Problem requirements - Set out each line of the listing below as a numbered list, skipping any blank lines.

---------- Extracted material ----------

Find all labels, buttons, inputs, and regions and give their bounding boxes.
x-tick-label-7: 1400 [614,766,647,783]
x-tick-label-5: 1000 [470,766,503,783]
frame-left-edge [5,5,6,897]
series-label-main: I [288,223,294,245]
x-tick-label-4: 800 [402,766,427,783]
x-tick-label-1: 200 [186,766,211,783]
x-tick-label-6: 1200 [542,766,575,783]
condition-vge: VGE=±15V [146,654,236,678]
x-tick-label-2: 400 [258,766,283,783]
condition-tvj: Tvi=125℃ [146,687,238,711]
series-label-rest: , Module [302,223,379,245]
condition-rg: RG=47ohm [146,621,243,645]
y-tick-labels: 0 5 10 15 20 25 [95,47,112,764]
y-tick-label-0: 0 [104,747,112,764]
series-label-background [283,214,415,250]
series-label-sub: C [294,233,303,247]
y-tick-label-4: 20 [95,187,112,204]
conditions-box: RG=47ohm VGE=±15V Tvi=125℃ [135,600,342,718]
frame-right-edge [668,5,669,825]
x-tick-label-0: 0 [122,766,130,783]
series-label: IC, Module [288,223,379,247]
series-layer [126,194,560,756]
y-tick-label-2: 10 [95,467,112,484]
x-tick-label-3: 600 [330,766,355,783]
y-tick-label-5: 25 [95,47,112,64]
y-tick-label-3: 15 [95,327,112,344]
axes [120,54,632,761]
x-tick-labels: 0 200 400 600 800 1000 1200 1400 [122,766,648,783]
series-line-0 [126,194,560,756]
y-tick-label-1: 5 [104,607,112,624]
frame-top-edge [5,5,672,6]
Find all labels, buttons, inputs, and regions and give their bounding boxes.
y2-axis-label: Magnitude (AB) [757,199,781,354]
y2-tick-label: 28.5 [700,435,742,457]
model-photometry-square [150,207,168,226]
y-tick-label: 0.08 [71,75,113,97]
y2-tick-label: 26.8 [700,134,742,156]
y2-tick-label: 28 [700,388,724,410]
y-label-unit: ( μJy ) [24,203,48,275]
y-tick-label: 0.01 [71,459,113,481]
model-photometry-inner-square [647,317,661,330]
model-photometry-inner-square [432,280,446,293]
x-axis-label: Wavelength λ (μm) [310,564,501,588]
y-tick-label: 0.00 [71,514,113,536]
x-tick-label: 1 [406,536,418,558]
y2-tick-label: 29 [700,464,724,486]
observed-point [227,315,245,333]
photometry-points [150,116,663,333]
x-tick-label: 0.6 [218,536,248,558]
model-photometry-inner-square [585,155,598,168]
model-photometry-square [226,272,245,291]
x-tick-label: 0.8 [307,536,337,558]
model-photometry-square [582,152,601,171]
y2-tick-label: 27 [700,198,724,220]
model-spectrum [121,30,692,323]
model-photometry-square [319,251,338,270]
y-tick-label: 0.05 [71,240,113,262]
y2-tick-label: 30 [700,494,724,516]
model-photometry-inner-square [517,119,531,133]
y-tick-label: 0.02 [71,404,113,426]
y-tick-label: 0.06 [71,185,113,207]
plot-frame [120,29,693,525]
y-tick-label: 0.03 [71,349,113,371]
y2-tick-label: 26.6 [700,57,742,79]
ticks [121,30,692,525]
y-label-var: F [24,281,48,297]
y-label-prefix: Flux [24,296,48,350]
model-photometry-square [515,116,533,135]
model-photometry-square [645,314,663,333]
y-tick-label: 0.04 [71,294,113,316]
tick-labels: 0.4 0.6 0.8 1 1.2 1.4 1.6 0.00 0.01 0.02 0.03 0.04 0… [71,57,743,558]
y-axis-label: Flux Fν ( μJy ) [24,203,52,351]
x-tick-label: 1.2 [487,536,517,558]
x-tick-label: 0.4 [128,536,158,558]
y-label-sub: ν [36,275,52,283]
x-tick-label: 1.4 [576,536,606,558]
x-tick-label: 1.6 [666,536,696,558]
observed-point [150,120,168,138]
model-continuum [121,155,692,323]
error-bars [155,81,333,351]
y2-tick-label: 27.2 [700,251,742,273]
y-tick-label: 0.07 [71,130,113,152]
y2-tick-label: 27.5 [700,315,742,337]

----------

Solution -
1. Find all labels, buttons, inputs, and regions and give their bounding boxes.
2. x-tick-label-7: 1400 [614,766,647,783]
3. x-tick-label-5: 1000 [470,766,503,783]
4. frame-left-edge [5,5,6,897]
5. series-label-main: I [288,223,294,245]
6. x-tick-label-4: 800 [402,766,427,783]
7. x-tick-label-1: 200 [186,766,211,783]
8. x-tick-label-6: 1200 [542,766,575,783]
9. condition-vge: VGE=±15V [146,654,236,678]
10. x-tick-label-2: 400 [258,766,283,783]
11. condition-tvj: Tvi=125℃ [146,687,238,711]
12. series-label-rest: , Module [302,223,379,245]
13. condition-rg: RG=47ohm [146,621,243,645]
14. y-tick-labels: 0 5 10 15 20 25 [95,47,112,764]
15. y-tick-label-0: 0 [104,747,112,764]
16. series-label-background [283,214,415,250]
17. series-label-sub: C [294,233,303,247]
18. y-tick-label-4: 20 [95,187,112,204]
19. conditions-box: RG=47ohm VGE=±15V Tvi=125℃ [135,600,342,718]
20. frame-right-edge [668,5,669,825]
21. x-tick-label-0: 0 [122,766,130,783]
22. series-label: IC, Module [288,223,379,247]
23. series-layer [126,194,560,756]
24. y-tick-label-2: 10 [95,467,112,484]
25. x-tick-label-3: 600 [330,766,355,783]
26. y-tick-label-5: 25 [95,47,112,64]
27. y-tick-label-3: 15 [95,327,112,344]
28. axes [120,54,632,761]
29. x-tick-labels: 0 200 400 600 800 1000 1200 1400 [122,766,648,783]
30. series-line-0 [126,194,560,756]
31. y-tick-label-1: 5 [104,607,112,624]
32. frame-top-edge [5,5,672,6]
33. Find all labels, buttons, inputs, and regions and give their bounding boxes.
34. y2-axis-label: Magnitude (AB) [757,199,781,354]
35. y2-tick-label: 28.5 [700,435,742,457]
36. model-photometry-square [150,207,168,226]
37. y-tick-label: 0.08 [71,75,113,97]
38. y2-tick-label: 26.8 [700,134,742,156]
39. y2-tick-label: 28 [700,388,724,410]
40. y-label-unit: ( μJy ) [24,203,48,275]
41. y-tick-label: 0.01 [71,459,113,481]
42. model-photometry-inner-square [647,317,661,330]
43. model-photometry-inner-square [432,280,446,293]
44. x-axis-label: Wavelength λ (μm) [310,564,501,588]
45. y-tick-label: 0.00 [71,514,113,536]
46. x-tick-label: 1 [406,536,418,558]
47. y2-tick-label: 29 [700,464,724,486]
48. observed-point [227,315,245,333]
49. photometry-points [150,116,663,333]
50. x-tick-label: 0.6 [218,536,248,558]
51. model-photometry-inner-square [585,155,598,168]
52. model-photometry-square [226,272,245,291]
53. x-tick-label: 0.8 [307,536,337,558]
54. model-photometry-square [582,152,601,171]
55. y2-tick-label: 27 [700,198,724,220]
56. model-spectrum [121,30,692,323]
57. model-photometry-square [319,251,338,270]
58. y-tick-label: 0.05 [71,240,113,262]
59. y2-tick-label: 30 [700,494,724,516]
60. model-photometry-inner-square [517,119,531,133]
61. y-tick-label: 0.02 [71,404,113,426]
62. y-tick-label: 0.06 [71,185,113,207]
63. plot-frame [120,29,693,525]
64. y-tick-label: 0.03 [71,349,113,371]
65. y2-tick-label: 26.6 [700,57,742,79]
66. ticks [121,30,692,525]
67. y-label-var: F [24,281,48,297]
68. y-label-prefix: Flux [24,296,48,350]
69. model-photometry-square [515,116,533,135]
70. model-photometry-square [645,314,663,333]
71. y-tick-label: 0.04 [71,294,113,316]
72. tick-labels: 0.4 0.6 0.8 1 1.2 1.4 1.6 0.00 0.01 0.02 0.03 0.04 0… [71,57,743,558]
73. y-axis-label: Flux Fν ( μJy ) [24,203,52,351]
74. x-tick-label: 1.2 [487,536,517,558]
75. x-tick-label: 0.4 [128,536,158,558]
76. y-label-sub: ν [36,275,52,283]
77. x-tick-label: 1.4 [576,536,606,558]
78. x-tick-label: 1.6 [666,536,696,558]
79. observed-point [150,120,168,138]
80. model-continuum [121,155,692,323]
81. error-bars [155,81,333,351]
82. y2-tick-label: 27.2 [700,251,742,273]
83. y-tick-label: 0.07 [71,130,113,152]
84. y2-tick-label: 27.5 [700,315,742,337]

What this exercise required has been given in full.